Task data:
····················

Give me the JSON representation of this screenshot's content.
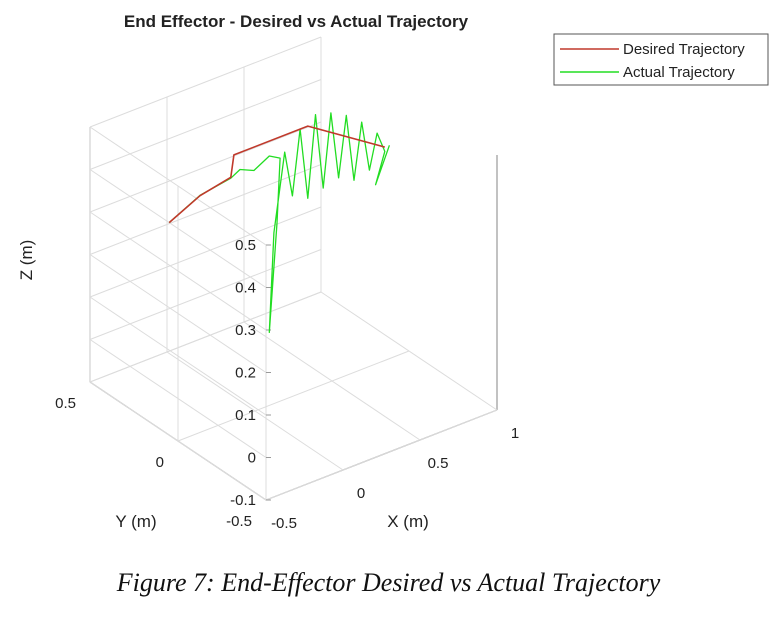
{
  "caption": "Figure 7: End-Effector Desired vs Actual Trajectory",
  "chart_data": {
    "type": "line",
    "projection": "3d",
    "title": "End Effector - Desired vs Actual Trajectory",
    "xlabel": "X (m)",
    "ylabel": "Y (m)",
    "zlabel": "Z (m)",
    "xlim": [
      -0.5,
      1
    ],
    "ylim": [
      -0.5,
      0.5
    ],
    "zlim": [
      -0.1,
      0.5
    ],
    "x_ticks": [
      "-0.5",
      "0",
      "0.5",
      "1"
    ],
    "y_ticks": [
      "-0.5",
      "0",
      "0.5"
    ],
    "z_ticks": [
      "-0.1",
      "0",
      "0.1",
      "0.2",
      "0.3",
      "0.4",
      "0.5"
    ],
    "grid": true,
    "legend_position": "top-right",
    "series": [
      {
        "name": "Desired Trajectory",
        "color": "#c0392b",
        "points": [
          [
            -0.5,
            0.05,
            0.4
          ],
          [
            -0.3,
            0.05,
            0.435
          ],
          [
            -0.1,
            0.05,
            0.45
          ],
          [
            -0.08,
            0.05,
            0.5
          ],
          [
            0.4,
            0.05,
            0.5
          ],
          [
            0.9,
            0.05,
            0.38
          ]
        ]
      },
      {
        "name": "Actual Trajectory",
        "color": "#22dd22",
        "points": [
          [
            -0.5,
            0.05,
            0.4
          ],
          [
            -0.3,
            0.05,
            0.436
          ],
          [
            -0.1,
            0.05,
            0.448
          ],
          [
            -0.04,
            0.05,
            0.46
          ],
          [
            0.05,
            0.05,
            0.445
          ],
          [
            0.15,
            0.05,
            0.465
          ],
          [
            0.22,
            0.05,
            0.45
          ],
          [
            0.2,
            0.05,
            0.3
          ],
          [
            0.15,
            0.05,
            0.05
          ],
          [
            0.18,
            0.05,
            0.28
          ],
          [
            0.25,
            0.05,
            0.46
          ],
          [
            0.3,
            0.05,
            0.35
          ],
          [
            0.35,
            0.05,
            0.5
          ],
          [
            0.4,
            0.05,
            0.33
          ],
          [
            0.45,
            0.05,
            0.52
          ],
          [
            0.5,
            0.05,
            0.34
          ],
          [
            0.55,
            0.05,
            0.51
          ],
          [
            0.6,
            0.05,
            0.35
          ],
          [
            0.65,
            0.05,
            0.49
          ],
          [
            0.7,
            0.05,
            0.33
          ],
          [
            0.75,
            0.05,
            0.46
          ],
          [
            0.8,
            0.05,
            0.34
          ],
          [
            0.85,
            0.05,
            0.42
          ],
          [
            0.9,
            0.05,
            0.37
          ],
          [
            0.84,
            0.05,
            0.3
          ],
          [
            0.93,
            0.05,
            0.38
          ]
        ]
      }
    ]
  }
}
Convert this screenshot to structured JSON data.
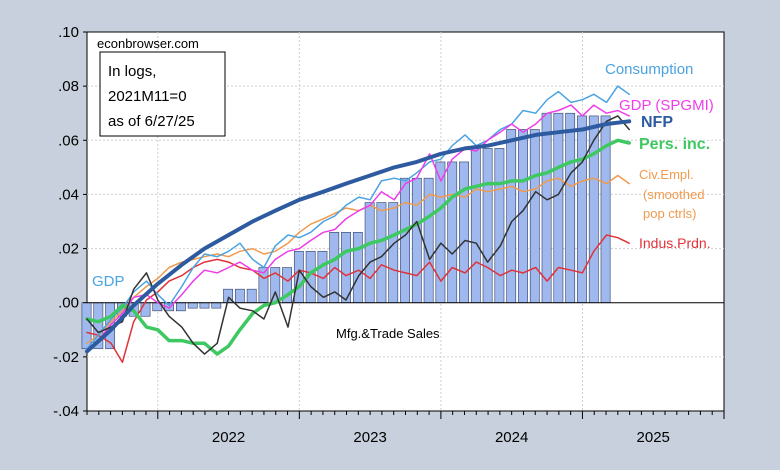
{
  "chart_data": {
    "type": "line",
    "source": "econbrowser.com",
    "note_lines": [
      "In logs,",
      "2021M11=0",
      "as of 6/27/25"
    ],
    "ylim": [
      -0.04,
      0.1
    ],
    "yticks": [
      -0.04,
      -0.02,
      0.0,
      0.02,
      0.04,
      0.06,
      0.08,
      0.1
    ],
    "ytick_labels": [
      "-.04",
      "-.02",
      ".00",
      ".02",
      ".04",
      ".06",
      ".08",
      ".10"
    ],
    "xlim": [
      2021.5,
      2026.0
    ],
    "xtick_labels": [
      {
        "label": "2022",
        "x": 2022.5
      },
      {
        "label": "2023",
        "x": 2023.5
      },
      {
        "label": "2024",
        "x": 2024.5
      },
      {
        "label": "2025",
        "x": 2025.5
      }
    ],
    "bars": {
      "name": "GDP",
      "color": "#9fb9ee",
      "x": [
        2021.58,
        2021.83,
        2022.08,
        2022.33,
        2022.58,
        2022.83,
        2023.08,
        2023.33,
        2023.58,
        2023.83,
        2024.08,
        2024.33,
        2024.58,
        2024.83,
        2025.08
      ],
      "values": [
        -0.017,
        -0.005,
        -0.003,
        -0.002,
        0.005,
        0.013,
        0.019,
        0.026,
        0.037,
        0.046,
        0.052,
        0.057,
        0.064,
        0.07,
        0.069
      ]
    },
    "series": [
      {
        "name": "Consumption",
        "color": "#4aa3e2",
        "width": 1.5,
        "x": [
          2021.5,
          2021.58,
          2021.67,
          2021.75,
          2021.83,
          2021.92,
          2022.0,
          2022.08,
          2022.17,
          2022.25,
          2022.33,
          2022.42,
          2022.5,
          2022.58,
          2022.67,
          2022.75,
          2022.83,
          2022.92,
          2023.0,
          2023.08,
          2023.17,
          2023.25,
          2023.33,
          2023.42,
          2023.5,
          2023.58,
          2023.67,
          2023.75,
          2023.83,
          2023.92,
          2024.0,
          2024.08,
          2024.17,
          2024.25,
          2024.33,
          2024.42,
          2024.5,
          2024.58,
          2024.67,
          2024.75,
          2024.83,
          2024.92,
          2025.0,
          2025.08,
          2025.17,
          2025.25,
          2025.33
        ],
        "values": [
          -0.017,
          -0.012,
          -0.006,
          -0.002,
          0.004,
          0.008,
          0.003,
          -0.001,
          0.006,
          0.013,
          0.018,
          0.017,
          0.019,
          0.022,
          0.016,
          0.013,
          0.021,
          0.025,
          0.024,
          0.026,
          0.03,
          0.032,
          0.036,
          0.039,
          0.038,
          0.045,
          0.046,
          0.045,
          0.048,
          0.052,
          0.053,
          0.058,
          0.062,
          0.058,
          0.06,
          0.064,
          0.066,
          0.071,
          0.07,
          0.075,
          0.078,
          0.074,
          0.075,
          0.077,
          0.074,
          0.08,
          0.077
        ]
      },
      {
        "name": "GDP (SPGMI)",
        "color": "#ee3ee9",
        "width": 1.5,
        "x": [
          2021.5,
          2021.58,
          2021.67,
          2021.75,
          2021.83,
          2021.92,
          2022.0,
          2022.08,
          2022.17,
          2022.25,
          2022.33,
          2022.42,
          2022.5,
          2022.58,
          2022.67,
          2022.75,
          2022.83,
          2022.92,
          2023.0,
          2023.08,
          2023.17,
          2023.25,
          2023.33,
          2023.42,
          2023.5,
          2023.58,
          2023.67,
          2023.75,
          2023.83,
          2023.92,
          2024.0,
          2024.08,
          2024.17,
          2024.25,
          2024.33,
          2024.42,
          2024.5,
          2024.58,
          2024.67,
          2024.75,
          2024.83,
          2024.92,
          2025.0,
          2025.08,
          2025.17,
          2025.25,
          2025.33
        ],
        "values": [
          -0.018,
          -0.014,
          -0.008,
          -0.004,
          0.002,
          0.003,
          0.0,
          -0.002,
          0.003,
          0.008,
          0.012,
          0.011,
          0.013,
          0.015,
          0.012,
          0.011,
          0.016,
          0.019,
          0.02,
          0.023,
          0.026,
          0.027,
          0.031,
          0.034,
          0.036,
          0.041,
          0.038,
          0.044,
          0.046,
          0.055,
          0.045,
          0.053,
          0.057,
          0.056,
          0.06,
          0.063,
          0.066,
          0.063,
          0.066,
          0.07,
          0.071,
          0.073,
          0.069,
          0.073,
          0.07,
          0.071,
          0.069
        ]
      },
      {
        "name": "NFP",
        "color": "#2e5aa0",
        "width": 4,
        "x": [
          2021.5,
          2021.67,
          2021.83,
          2022.0,
          2022.17,
          2022.33,
          2022.5,
          2022.67,
          2022.83,
          2023.0,
          2023.17,
          2023.33,
          2023.5,
          2023.67,
          2023.83,
          2024.0,
          2024.17,
          2024.33,
          2024.5,
          2024.67,
          2024.83,
          2025.0,
          2025.17,
          2025.33
        ],
        "values": [
          -0.018,
          -0.01,
          -0.001,
          0.007,
          0.014,
          0.02,
          0.025,
          0.03,
          0.034,
          0.038,
          0.041,
          0.044,
          0.047,
          0.05,
          0.052,
          0.055,
          0.057,
          0.058,
          0.06,
          0.062,
          0.063,
          0.064,
          0.066,
          0.067
        ]
      },
      {
        "name": "Pers. inc.",
        "color": "#3ec862",
        "width": 3.5,
        "x": [
          2021.5,
          2021.58,
          2021.67,
          2021.75,
          2021.83,
          2021.92,
          2022.0,
          2022.08,
          2022.17,
          2022.25,
          2022.33,
          2022.42,
          2022.5,
          2022.58,
          2022.67,
          2022.75,
          2022.83,
          2022.92,
          2023.0,
          2023.08,
          2023.17,
          2023.25,
          2023.33,
          2023.42,
          2023.5,
          2023.58,
          2023.67,
          2023.75,
          2023.83,
          2023.92,
          2024.0,
          2024.08,
          2024.17,
          2024.25,
          2024.33,
          2024.42,
          2024.5,
          2024.58,
          2024.67,
          2024.75,
          2024.83,
          2024.92,
          2025.0,
          2025.08,
          2025.17,
          2025.25,
          2025.33
        ],
        "values": [
          -0.006,
          -0.007,
          -0.005,
          -0.001,
          -0.003,
          -0.009,
          -0.01,
          -0.014,
          -0.014,
          -0.015,
          -0.015,
          -0.019,
          -0.016,
          -0.01,
          -0.004,
          -0.001,
          0.0,
          0.003,
          0.006,
          0.011,
          0.014,
          0.016,
          0.019,
          0.02,
          0.022,
          0.023,
          0.025,
          0.027,
          0.029,
          0.032,
          0.035,
          0.039,
          0.042,
          0.043,
          0.044,
          0.044,
          0.045,
          0.045,
          0.047,
          0.048,
          0.05,
          0.052,
          0.053,
          0.055,
          0.058,
          0.06,
          0.059
        ]
      },
      {
        "name": "Civ.Empl. (smoothed pop ctrls)",
        "color": "#f19a4e",
        "width": 1.5,
        "x": [
          2021.5,
          2021.58,
          2021.67,
          2021.75,
          2021.83,
          2021.92,
          2022.0,
          2022.08,
          2022.17,
          2022.25,
          2022.33,
          2022.42,
          2022.5,
          2022.58,
          2022.67,
          2022.75,
          2022.83,
          2022.92,
          2023.0,
          2023.08,
          2023.17,
          2023.25,
          2023.33,
          2023.42,
          2023.5,
          2023.58,
          2023.67,
          2023.75,
          2023.83,
          2023.92,
          2024.0,
          2024.08,
          2024.17,
          2024.25,
          2024.33,
          2024.42,
          2024.5,
          2024.58,
          2024.67,
          2024.75,
          2024.83,
          2024.92,
          2025.0,
          2025.08,
          2025.17,
          2025.25,
          2025.33
        ],
        "values": [
          -0.015,
          -0.012,
          -0.007,
          -0.003,
          0.002,
          0.006,
          0.009,
          0.013,
          0.015,
          0.016,
          0.017,
          0.018,
          0.017,
          0.019,
          0.02,
          0.018,
          0.019,
          0.022,
          0.026,
          0.029,
          0.031,
          0.033,
          0.035,
          0.034,
          0.036,
          0.034,
          0.035,
          0.037,
          0.036,
          0.04,
          0.039,
          0.04,
          0.039,
          0.042,
          0.041,
          0.042,
          0.043,
          0.041,
          0.042,
          0.045,
          0.046,
          0.043,
          0.045,
          0.046,
          0.044,
          0.047,
          0.044
        ]
      },
      {
        "name": "Indus.Prdn.",
        "color": "#e0323a",
        "width": 1.5,
        "x": [
          2021.5,
          2021.58,
          2021.67,
          2021.75,
          2021.83,
          2021.92,
          2022.0,
          2022.08,
          2022.17,
          2022.25,
          2022.33,
          2022.42,
          2022.5,
          2022.58,
          2022.67,
          2022.75,
          2022.83,
          2022.92,
          2023.0,
          2023.08,
          2023.17,
          2023.25,
          2023.33,
          2023.42,
          2023.5,
          2023.58,
          2023.67,
          2023.75,
          2023.83,
          2023.92,
          2024.0,
          2024.08,
          2024.17,
          2024.25,
          2024.33,
          2024.42,
          2024.5,
          2024.58,
          2024.67,
          2024.75,
          2024.83,
          2024.92,
          2025.0,
          2025.08,
          2025.17,
          2025.25,
          2025.33
        ],
        "values": [
          -0.011,
          -0.012,
          -0.015,
          -0.022,
          -0.007,
          0.001,
          0.004,
          0.008,
          0.01,
          0.013,
          0.015,
          0.016,
          0.015,
          0.013,
          0.012,
          0.009,
          0.011,
          0.008,
          0.012,
          0.011,
          0.009,
          0.013,
          0.01,
          0.012,
          0.009,
          0.014,
          0.012,
          0.011,
          0.01,
          0.015,
          0.008,
          0.013,
          0.011,
          0.015,
          0.013,
          0.01,
          0.012,
          0.011,
          0.013,
          0.008,
          0.013,
          0.012,
          0.011,
          0.019,
          0.025,
          0.024,
          0.022
        ]
      },
      {
        "name": "Mfg.&Trade Sales",
        "color": "#333333",
        "width": 1.5,
        "x": [
          2021.5,
          2021.58,
          2021.67,
          2021.75,
          2021.83,
          2021.92,
          2022.0,
          2022.08,
          2022.17,
          2022.25,
          2022.33,
          2022.42,
          2022.5,
          2022.58,
          2022.67,
          2022.75,
          2022.83,
          2022.92,
          2023.0,
          2023.08,
          2023.17,
          2023.25,
          2023.33,
          2023.42,
          2023.5,
          2023.58,
          2023.67,
          2023.75,
          2023.83,
          2023.92,
          2024.0,
          2024.08,
          2024.17,
          2024.25,
          2024.33,
          2024.42,
          2024.5,
          2024.58,
          2024.67,
          2024.75,
          2024.83,
          2024.92,
          2025.0,
          2025.08,
          2025.17,
          2025.25,
          2025.33
        ],
        "values": [
          -0.006,
          -0.011,
          -0.009,
          -0.007,
          0.005,
          0.011,
          0.001,
          -0.005,
          -0.009,
          -0.015,
          -0.019,
          -0.015,
          0.002,
          -0.002,
          -0.003,
          -0.006,
          0.004,
          -0.009,
          0.012,
          0.006,
          0.002,
          0.004,
          0.001,
          0.01,
          0.015,
          0.017,
          0.022,
          0.025,
          0.03,
          0.016,
          0.022,
          0.018,
          0.023,
          0.022,
          0.015,
          0.021,
          0.03,
          0.034,
          0.041,
          0.038,
          0.04,
          0.048,
          0.052,
          0.06,
          0.067,
          0.069,
          0.064
        ]
      }
    ],
    "labels": {
      "consumption": "Consumption",
      "gdp_spgmi": "GDP (SPGMI)",
      "nfp": "NFP",
      "pers_inc": "Pers. inc.",
      "civ_empl_1": "Civ.Empl.",
      "civ_empl_2": "(smoothed",
      "civ_empl_3": "pop ctrls)",
      "indus_prdn": "Indus.Prdn.",
      "gdp": "GDP",
      "mfg_trade": "Mfg.&Trade Sales"
    },
    "grid": true,
    "zero_line": true
  }
}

····················

What the exercise asks: Copy out each line in the preceding records that contains "Trajectory".

Solution below:
  "caption": "Figure 7: End-Effector Desired vs Actual Trajectory",
    "title": "End Effector - Desired vs Actual Trajectory",
        "name": "Desired Trajectory",
        "name": "Actual Trajectory",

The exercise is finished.